## begin

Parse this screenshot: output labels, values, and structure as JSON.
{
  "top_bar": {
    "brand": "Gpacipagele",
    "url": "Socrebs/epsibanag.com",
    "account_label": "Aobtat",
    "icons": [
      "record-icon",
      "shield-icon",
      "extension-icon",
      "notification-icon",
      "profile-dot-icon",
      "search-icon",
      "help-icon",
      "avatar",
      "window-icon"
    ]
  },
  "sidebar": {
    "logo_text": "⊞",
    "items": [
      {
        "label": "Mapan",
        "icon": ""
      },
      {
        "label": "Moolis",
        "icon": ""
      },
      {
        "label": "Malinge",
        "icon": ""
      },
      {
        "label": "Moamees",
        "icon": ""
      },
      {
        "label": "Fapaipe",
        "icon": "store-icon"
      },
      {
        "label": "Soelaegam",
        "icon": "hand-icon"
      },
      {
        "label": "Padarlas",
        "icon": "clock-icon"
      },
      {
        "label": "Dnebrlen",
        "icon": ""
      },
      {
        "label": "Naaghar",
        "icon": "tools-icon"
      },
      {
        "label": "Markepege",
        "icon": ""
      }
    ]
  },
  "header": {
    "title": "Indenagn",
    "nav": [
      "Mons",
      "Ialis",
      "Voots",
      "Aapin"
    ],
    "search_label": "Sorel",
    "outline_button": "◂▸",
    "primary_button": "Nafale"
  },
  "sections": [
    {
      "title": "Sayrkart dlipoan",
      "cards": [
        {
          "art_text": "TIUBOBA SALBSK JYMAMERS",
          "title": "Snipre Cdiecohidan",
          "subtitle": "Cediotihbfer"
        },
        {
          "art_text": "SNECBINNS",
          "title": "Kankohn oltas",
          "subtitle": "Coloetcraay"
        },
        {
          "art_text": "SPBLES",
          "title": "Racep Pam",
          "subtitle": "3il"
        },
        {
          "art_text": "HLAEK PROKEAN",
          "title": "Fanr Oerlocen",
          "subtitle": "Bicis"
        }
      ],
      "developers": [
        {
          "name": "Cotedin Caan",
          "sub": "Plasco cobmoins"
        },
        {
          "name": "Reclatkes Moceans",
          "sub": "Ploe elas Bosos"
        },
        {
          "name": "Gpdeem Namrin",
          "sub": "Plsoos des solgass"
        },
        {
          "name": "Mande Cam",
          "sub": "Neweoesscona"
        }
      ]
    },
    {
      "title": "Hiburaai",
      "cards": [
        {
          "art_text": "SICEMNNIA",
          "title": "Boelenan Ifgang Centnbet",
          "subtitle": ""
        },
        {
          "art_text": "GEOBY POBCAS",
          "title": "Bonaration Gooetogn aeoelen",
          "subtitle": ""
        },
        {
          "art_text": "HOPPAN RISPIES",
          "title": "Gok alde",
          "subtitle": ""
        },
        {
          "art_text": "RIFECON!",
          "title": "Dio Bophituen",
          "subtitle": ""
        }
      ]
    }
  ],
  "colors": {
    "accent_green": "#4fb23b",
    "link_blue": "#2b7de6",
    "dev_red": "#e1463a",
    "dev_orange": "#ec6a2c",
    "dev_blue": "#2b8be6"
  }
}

## end

* [To be done]
Exactly as they are written, print the entries again.

* [Solution below]
Parse this screenshot: output labels, values, and structure as JSON.
{
  "top_bar": {
    "brand": "Gpacipagele",
    "url": "Socrebs/epsibanag.com",
    "account_label": "Aobtat",
    "icons": [
      "record-icon",
      "shield-icon",
      "extension-icon",
      "notification-icon",
      "profile-dot-icon",
      "search-icon",
      "help-icon",
      "avatar",
      "window-icon"
    ]
  },
  "sidebar": {
    "logo_text": "⊞",
    "items": [
      {
        "label": "Mapan",
        "icon": ""
      },
      {
        "label": "Moolis",
        "icon": ""
      },
      {
        "label": "Malinge",
        "icon": ""
      },
      {
        "label": "Moamees",
        "icon": ""
      },
      {
        "label": "Fapaipe",
        "icon": "store-icon"
      },
      {
        "label": "Soelaegam",
        "icon": "hand-icon"
      },
      {
        "label": "Padarlas",
        "icon": "clock-icon"
      },
      {
        "label": "Dnebrlen",
        "icon": ""
      },
      {
        "label": "Naaghar",
        "icon": "tools-icon"
      },
      {
        "label": "Markepege",
        "icon": ""
      }
    ]
  },
  "header": {
    "title": "Indenagn",
    "nav": [
      "Mons",
      "Ialis",
      "Voots",
      "Aapin"
    ],
    "search_label": "Sorel",
    "outline_button": "◂▸",
    "primary_button": "Nafale"
  },
  "sections": [
    {
      "title": "Sayrkart dlipoan",
      "cards": [
        {
          "art_text": "TIUBOBA SALBSK JYMAMERS",
          "title": "Snipre Cdiecohidan",
          "subtitle": "Cediotihbfer"
        },
        {
          "art_text": "SNECBINNS",
          "title": "Kankohn oltas",
          "subtitle": "Coloetcraay"
        },
        {
          "art_text": "SPBLES",
          "title": "Racep Pam",
          "subtitle": "3il"
        },
        {
          "art_text": "HLAEK PROKEAN",
          "title": "Fanr Oerlocen",
          "subtitle": "Bicis"
        }
      ],
      "developers": [
        {
          "name": "Cotedin Caan",
          "sub": "Plasco cobmoins"
        },
        {
          "name": "Reclatkes Moceans",
          "sub": "Ploe elas Bosos"
        },
        {
          "name": "Gpdeem Namrin",
          "sub": "Plsoos des solgass"
        },
        {
          "name": "Mande Cam",
          "sub": "Neweoesscona"
        }
      ]
    },
    {
      "title": "Hiburaai",
      "cards": [
        {
          "art_text": "SICEMNNIA",
          "title": "Boelenan Ifgang Centnbet",
          "subtitle": ""
        },
        {
          "art_text": "GEOBY POBCAS",
          "title": "Bonaration Gooetogn aeoelen",
          "subtitle": ""
        },
        {
          "art_text": "HOPPAN RISPIES",
          "title": "Gok alde",
          "subtitle": ""
        },
        {
          "art_text": "RIFECON!",
          "title": "Dio Bophituen",
          "subtitle": ""
        }
      ]
    }
  ],
  "colors": {
    "accent_green": "#4fb23b",
    "link_blue": "#2b7de6",
    "dev_red": "#e1463a",
    "dev_orange": "#ec6a2c",
    "dev_blue": "#2b8be6"
  }
}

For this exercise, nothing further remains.